::: Material provided :::

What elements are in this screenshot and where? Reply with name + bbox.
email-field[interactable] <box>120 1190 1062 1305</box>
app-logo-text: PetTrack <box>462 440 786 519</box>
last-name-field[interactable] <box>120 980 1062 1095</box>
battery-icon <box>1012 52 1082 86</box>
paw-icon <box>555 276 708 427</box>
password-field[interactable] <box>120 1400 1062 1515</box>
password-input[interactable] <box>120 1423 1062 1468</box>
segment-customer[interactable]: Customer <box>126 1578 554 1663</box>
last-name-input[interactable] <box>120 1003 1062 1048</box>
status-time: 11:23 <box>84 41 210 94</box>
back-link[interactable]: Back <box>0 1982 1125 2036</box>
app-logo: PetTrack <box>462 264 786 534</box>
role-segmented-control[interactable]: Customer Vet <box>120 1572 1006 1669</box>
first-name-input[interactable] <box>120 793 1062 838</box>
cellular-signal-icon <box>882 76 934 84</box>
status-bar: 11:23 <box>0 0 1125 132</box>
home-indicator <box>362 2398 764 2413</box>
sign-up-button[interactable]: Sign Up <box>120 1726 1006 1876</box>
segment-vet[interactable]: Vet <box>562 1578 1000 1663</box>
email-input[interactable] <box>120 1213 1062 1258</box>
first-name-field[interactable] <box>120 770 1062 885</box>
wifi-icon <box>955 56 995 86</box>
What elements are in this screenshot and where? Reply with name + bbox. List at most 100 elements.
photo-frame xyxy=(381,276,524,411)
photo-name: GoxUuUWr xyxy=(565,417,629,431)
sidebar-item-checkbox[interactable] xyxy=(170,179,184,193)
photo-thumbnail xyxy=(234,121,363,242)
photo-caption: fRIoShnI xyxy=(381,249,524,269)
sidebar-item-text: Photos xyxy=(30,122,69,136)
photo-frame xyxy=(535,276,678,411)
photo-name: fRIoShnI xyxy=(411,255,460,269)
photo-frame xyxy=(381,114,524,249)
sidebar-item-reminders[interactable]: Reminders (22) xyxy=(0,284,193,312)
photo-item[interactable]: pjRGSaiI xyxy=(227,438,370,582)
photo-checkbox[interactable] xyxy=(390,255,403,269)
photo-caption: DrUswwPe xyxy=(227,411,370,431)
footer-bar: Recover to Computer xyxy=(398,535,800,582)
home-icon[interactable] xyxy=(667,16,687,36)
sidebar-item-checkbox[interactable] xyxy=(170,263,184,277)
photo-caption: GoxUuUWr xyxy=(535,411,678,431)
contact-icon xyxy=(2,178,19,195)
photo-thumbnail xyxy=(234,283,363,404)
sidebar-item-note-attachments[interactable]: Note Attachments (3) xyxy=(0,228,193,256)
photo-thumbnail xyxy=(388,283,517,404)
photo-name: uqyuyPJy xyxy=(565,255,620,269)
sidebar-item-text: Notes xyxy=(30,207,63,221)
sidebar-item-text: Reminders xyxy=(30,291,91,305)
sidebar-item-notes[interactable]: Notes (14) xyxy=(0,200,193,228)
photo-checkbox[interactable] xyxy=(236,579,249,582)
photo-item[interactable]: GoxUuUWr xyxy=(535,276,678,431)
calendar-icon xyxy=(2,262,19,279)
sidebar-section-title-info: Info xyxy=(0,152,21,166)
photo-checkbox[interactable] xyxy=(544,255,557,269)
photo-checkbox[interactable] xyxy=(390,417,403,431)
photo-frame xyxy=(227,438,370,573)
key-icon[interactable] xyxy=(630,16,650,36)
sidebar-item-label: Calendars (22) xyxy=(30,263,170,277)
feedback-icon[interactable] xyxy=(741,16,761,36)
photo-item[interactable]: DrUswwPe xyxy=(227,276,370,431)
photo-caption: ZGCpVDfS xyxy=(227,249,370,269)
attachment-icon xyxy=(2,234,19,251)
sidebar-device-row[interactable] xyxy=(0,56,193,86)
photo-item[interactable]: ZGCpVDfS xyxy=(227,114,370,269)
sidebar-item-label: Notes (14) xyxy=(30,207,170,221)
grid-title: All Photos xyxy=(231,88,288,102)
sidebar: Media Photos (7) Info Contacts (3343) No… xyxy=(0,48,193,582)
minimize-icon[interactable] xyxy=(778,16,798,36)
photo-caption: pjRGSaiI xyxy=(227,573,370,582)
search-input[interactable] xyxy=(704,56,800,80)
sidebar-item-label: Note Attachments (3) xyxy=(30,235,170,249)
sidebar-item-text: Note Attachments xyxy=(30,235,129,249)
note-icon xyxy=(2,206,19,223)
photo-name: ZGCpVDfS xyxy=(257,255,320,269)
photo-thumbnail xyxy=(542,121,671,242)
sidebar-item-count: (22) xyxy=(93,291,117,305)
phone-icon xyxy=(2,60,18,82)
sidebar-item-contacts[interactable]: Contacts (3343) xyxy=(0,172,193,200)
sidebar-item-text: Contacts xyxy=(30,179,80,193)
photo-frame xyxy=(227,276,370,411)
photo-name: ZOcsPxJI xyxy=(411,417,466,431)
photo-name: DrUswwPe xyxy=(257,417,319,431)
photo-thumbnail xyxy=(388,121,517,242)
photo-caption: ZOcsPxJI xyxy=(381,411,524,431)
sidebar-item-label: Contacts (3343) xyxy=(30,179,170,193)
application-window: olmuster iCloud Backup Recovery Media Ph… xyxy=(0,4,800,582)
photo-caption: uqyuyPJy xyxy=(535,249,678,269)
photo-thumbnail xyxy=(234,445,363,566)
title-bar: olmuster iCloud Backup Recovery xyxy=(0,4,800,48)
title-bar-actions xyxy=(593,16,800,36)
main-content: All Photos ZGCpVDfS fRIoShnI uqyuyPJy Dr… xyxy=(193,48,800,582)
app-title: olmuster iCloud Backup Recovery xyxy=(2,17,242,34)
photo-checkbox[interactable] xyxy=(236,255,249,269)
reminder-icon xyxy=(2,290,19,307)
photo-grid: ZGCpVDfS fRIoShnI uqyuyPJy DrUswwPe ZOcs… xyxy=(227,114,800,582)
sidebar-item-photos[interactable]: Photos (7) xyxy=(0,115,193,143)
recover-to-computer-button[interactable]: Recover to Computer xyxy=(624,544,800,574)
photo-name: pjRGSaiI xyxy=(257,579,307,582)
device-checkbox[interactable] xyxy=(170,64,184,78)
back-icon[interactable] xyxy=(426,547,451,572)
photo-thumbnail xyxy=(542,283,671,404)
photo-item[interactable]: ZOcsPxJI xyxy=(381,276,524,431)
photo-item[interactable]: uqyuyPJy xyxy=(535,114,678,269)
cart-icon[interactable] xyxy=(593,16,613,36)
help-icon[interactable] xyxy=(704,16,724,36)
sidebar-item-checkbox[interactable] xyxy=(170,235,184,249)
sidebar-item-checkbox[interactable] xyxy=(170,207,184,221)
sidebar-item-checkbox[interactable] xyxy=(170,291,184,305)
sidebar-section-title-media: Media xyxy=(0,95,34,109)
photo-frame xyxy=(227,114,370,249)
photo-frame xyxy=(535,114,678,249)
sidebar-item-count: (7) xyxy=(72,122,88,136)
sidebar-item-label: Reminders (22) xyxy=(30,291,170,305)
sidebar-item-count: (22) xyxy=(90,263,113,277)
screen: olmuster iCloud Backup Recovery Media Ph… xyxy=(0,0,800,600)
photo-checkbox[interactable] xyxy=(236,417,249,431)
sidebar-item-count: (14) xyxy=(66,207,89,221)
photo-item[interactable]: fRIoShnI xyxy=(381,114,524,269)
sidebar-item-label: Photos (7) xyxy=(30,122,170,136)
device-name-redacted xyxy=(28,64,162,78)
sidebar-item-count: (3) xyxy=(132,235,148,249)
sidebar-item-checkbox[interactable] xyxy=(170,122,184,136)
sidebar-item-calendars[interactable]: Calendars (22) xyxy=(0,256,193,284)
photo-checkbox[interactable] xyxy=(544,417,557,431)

:::

Copy all of the material above line for line, leaving every character unchanged.

→ Solution to this problem
What elements are in this screenshot and where? Reply with name + bbox.
email-field[interactable] <box>120 1190 1062 1305</box>
app-logo-text: PetTrack <box>462 440 786 519</box>
last-name-field[interactable] <box>120 980 1062 1095</box>
battery-icon <box>1012 52 1082 86</box>
paw-icon <box>555 276 708 427</box>
password-field[interactable] <box>120 1400 1062 1515</box>
password-input[interactable] <box>120 1423 1062 1468</box>
segment-customer[interactable]: Customer <box>126 1578 554 1663</box>
last-name-input[interactable] <box>120 1003 1062 1048</box>
status-time: 11:23 <box>84 41 210 94</box>
back-link[interactable]: Back <box>0 1982 1125 2036</box>
app-logo: PetTrack <box>462 264 786 534</box>
role-segmented-control[interactable]: Customer Vet <box>120 1572 1006 1669</box>
first-name-input[interactable] <box>120 793 1062 838</box>
cellular-signal-icon <box>882 76 934 84</box>
status-bar: 11:23 <box>0 0 1125 132</box>
home-indicator <box>362 2398 764 2413</box>
sign-up-button[interactable]: Sign Up <box>120 1726 1006 1876</box>
segment-vet[interactable]: Vet <box>562 1578 1000 1663</box>
email-input[interactable] <box>120 1213 1062 1258</box>
first-name-field[interactable] <box>120 770 1062 885</box>
wifi-icon <box>955 56 995 86</box>
What elements are in this screenshot and where? Reply with name + bbox. List at most 100 elements.
photo-frame xyxy=(381,276,524,411)
photo-name: GoxUuUWr xyxy=(565,417,629,431)
sidebar-item-checkbox[interactable] xyxy=(170,179,184,193)
photo-thumbnail xyxy=(234,121,363,242)
photo-caption: fRIoShnI xyxy=(381,249,524,269)
sidebar-item-text: Photos xyxy=(30,122,69,136)
photo-frame xyxy=(535,276,678,411)
photo-name: fRIoShnI xyxy=(411,255,460,269)
photo-frame xyxy=(381,114,524,249)
sidebar-item-reminders[interactable]: Reminders (22) xyxy=(0,284,193,312)
photo-item[interactable]: pjRGSaiI xyxy=(227,438,370,582)
photo-checkbox[interactable] xyxy=(390,255,403,269)
photo-caption: DrUswwPe xyxy=(227,411,370,431)
footer-bar: Recover to Computer xyxy=(398,535,800,582)
home-icon[interactable] xyxy=(667,16,687,36)
sidebar-item-checkbox[interactable] xyxy=(170,263,184,277)
photo-caption: GoxUuUWr xyxy=(535,411,678,431)
contact-icon xyxy=(2,178,19,195)
photo-thumbnail xyxy=(234,283,363,404)
sidebar-item-note-attachments[interactable]: Note Attachments (3) xyxy=(0,228,193,256)
photo-thumbnail xyxy=(388,283,517,404)
photo-name: uqyuyPJy xyxy=(565,255,620,269)
sidebar-item-text: Notes xyxy=(30,207,63,221)
sidebar-item-text: Reminders xyxy=(30,291,91,305)
sidebar-item-notes[interactable]: Notes (14) xyxy=(0,200,193,228)
photo-checkbox[interactable] xyxy=(236,579,249,582)
photo-item[interactable]: GoxUuUWr xyxy=(535,276,678,431)
calendar-icon xyxy=(2,262,19,279)
sidebar-section-title-info: Info xyxy=(0,152,21,166)
photo-checkbox[interactable] xyxy=(544,255,557,269)
photo-checkbox[interactable] xyxy=(390,417,403,431)
photo-frame xyxy=(227,438,370,573)
key-icon[interactable] xyxy=(630,16,650,36)
sidebar-item-label: Calendars (22) xyxy=(30,263,170,277)
feedback-icon[interactable] xyxy=(741,16,761,36)
photo-item[interactable]: DrUswwPe xyxy=(227,276,370,431)
photo-caption: ZGCpVDfS xyxy=(227,249,370,269)
attachment-icon xyxy=(2,234,19,251)
sidebar-device-row[interactable] xyxy=(0,56,193,86)
photo-item[interactable]: ZGCpVDfS xyxy=(227,114,370,269)
sidebar-item-label: Notes (14) xyxy=(30,207,170,221)
grid-title: All Photos xyxy=(231,88,288,102)
sidebar: Media Photos (7) Info Contacts (3343) No… xyxy=(0,48,193,582)
minimize-icon[interactable] xyxy=(778,16,798,36)
photo-caption: pjRGSaiI xyxy=(227,573,370,582)
search-input[interactable] xyxy=(704,56,800,80)
sidebar-item-label: Note Attachments (3) xyxy=(30,235,170,249)
sidebar-item-text: Note Attachments xyxy=(30,235,129,249)
note-icon xyxy=(2,206,19,223)
photo-name: ZGCpVDfS xyxy=(257,255,320,269)
photo-thumbnail xyxy=(542,121,671,242)
sidebar-item-count: (22) xyxy=(93,291,117,305)
phone-icon xyxy=(2,60,18,82)
sidebar-item-contacts[interactable]: Contacts (3343) xyxy=(0,172,193,200)
sidebar-item-text: Contacts xyxy=(30,179,80,193)
photo-frame xyxy=(227,276,370,411)
photo-name: ZOcsPxJI xyxy=(411,417,466,431)
photo-name: DrUswwPe xyxy=(257,417,319,431)
photo-thumbnail xyxy=(388,121,517,242)
photo-caption: ZOcsPxJI xyxy=(381,411,524,431)
sidebar-item-label: Contacts (3343) xyxy=(30,179,170,193)
application-window: olmuster iCloud Backup Recovery Media Ph… xyxy=(0,4,800,582)
photo-caption: uqyuyPJy xyxy=(535,249,678,269)
photo-thumbnail xyxy=(234,445,363,566)
title-bar: olmuster iCloud Backup Recovery xyxy=(0,4,800,48)
title-bar-actions xyxy=(593,16,800,36)
main-content: All Photos ZGCpVDfS fRIoShnI uqyuyPJy Dr… xyxy=(193,48,800,582)
app-title: olmuster iCloud Backup Recovery xyxy=(2,17,242,34)
photo-checkbox[interactable] xyxy=(236,255,249,269)
reminder-icon xyxy=(2,290,19,307)
photo-grid: ZGCpVDfS fRIoShnI uqyuyPJy DrUswwPe ZOcs… xyxy=(227,114,800,582)
sidebar-item-photos[interactable]: Photos (7) xyxy=(0,115,193,143)
recover-to-computer-button[interactable]: Recover to Computer xyxy=(624,544,800,574)
photo-name: pjRGSaiI xyxy=(257,579,307,582)
device-checkbox[interactable] xyxy=(170,64,184,78)
back-icon[interactable] xyxy=(426,547,451,572)
photo-thumbnail xyxy=(542,283,671,404)
photo-item[interactable]: ZOcsPxJI xyxy=(381,276,524,431)
photo-item[interactable]: uqyuyPJy xyxy=(535,114,678,269)
cart-icon[interactable] xyxy=(593,16,613,36)
help-icon[interactable] xyxy=(704,16,724,36)
sidebar-item-checkbox[interactable] xyxy=(170,235,184,249)
sidebar-item-checkbox[interactable] xyxy=(170,207,184,221)
sidebar-item-checkbox[interactable] xyxy=(170,291,184,305)
sidebar-section-title-media: Media xyxy=(0,95,34,109)
photo-frame xyxy=(227,114,370,249)
photo-frame xyxy=(535,114,678,249)
sidebar-item-count: (7) xyxy=(72,122,88,136)
sidebar-item-label: Reminders (22) xyxy=(30,291,170,305)
sidebar-item-count: (22) xyxy=(90,263,113,277)
screen: olmuster iCloud Backup Recovery Media Ph… xyxy=(0,0,800,600)
photo-checkbox[interactable] xyxy=(236,417,249,431)
sidebar-item-count: (14) xyxy=(66,207,89,221)
photo-item[interactable]: fRIoShnI xyxy=(381,114,524,269)
sidebar-item-label: Photos (7) xyxy=(30,122,170,136)
device-name-redacted xyxy=(28,64,162,78)
sidebar-item-count: (3) xyxy=(132,235,148,249)
sidebar-item-checkbox[interactable] xyxy=(170,122,184,136)
sidebar-item-calendars[interactable]: Calendars (22) xyxy=(0,256,193,284)
photo-checkbox[interactable] xyxy=(544,417,557,431)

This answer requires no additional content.